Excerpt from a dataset
========

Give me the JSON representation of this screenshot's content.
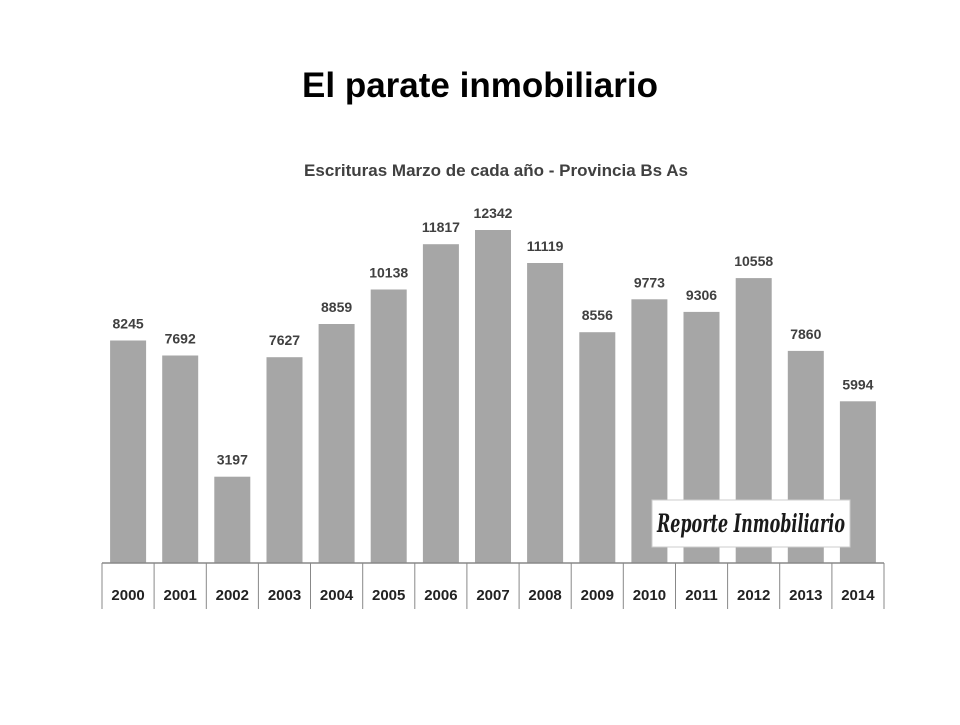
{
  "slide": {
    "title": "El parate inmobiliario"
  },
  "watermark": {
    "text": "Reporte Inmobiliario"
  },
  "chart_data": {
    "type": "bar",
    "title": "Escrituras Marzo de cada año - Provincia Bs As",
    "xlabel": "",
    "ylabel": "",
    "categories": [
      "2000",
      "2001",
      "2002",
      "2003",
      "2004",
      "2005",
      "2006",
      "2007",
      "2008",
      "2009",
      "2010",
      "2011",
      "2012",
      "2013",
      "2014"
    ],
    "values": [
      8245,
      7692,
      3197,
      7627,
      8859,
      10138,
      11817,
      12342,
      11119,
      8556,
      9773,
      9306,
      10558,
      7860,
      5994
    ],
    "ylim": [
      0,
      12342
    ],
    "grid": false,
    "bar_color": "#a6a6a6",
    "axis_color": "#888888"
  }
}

========

● **Required work**: Copy out all the records exactly, excluding pictures.

● **Result of this exercise**:
Give me the JSON representation of this screenshot's content.
{
  "slide": {
    "title": "El parate inmobiliario"
  },
  "watermark": {
    "text": "Reporte Inmobiliario"
  },
  "chart_data": {
    "type": "bar",
    "title": "Escrituras Marzo de cada año - Provincia Bs As",
    "xlabel": "",
    "ylabel": "",
    "categories": [
      "2000",
      "2001",
      "2002",
      "2003",
      "2004",
      "2005",
      "2006",
      "2007",
      "2008",
      "2009",
      "2010",
      "2011",
      "2012",
      "2013",
      "2014"
    ],
    "values": [
      8245,
      7692,
      3197,
      7627,
      8859,
      10138,
      11817,
      12342,
      11119,
      8556,
      9773,
      9306,
      10558,
      7860,
      5994
    ],
    "ylim": [
      0,
      12342
    ],
    "grid": false,
    "bar_color": "#a6a6a6",
    "axis_color": "#888888"
  }
}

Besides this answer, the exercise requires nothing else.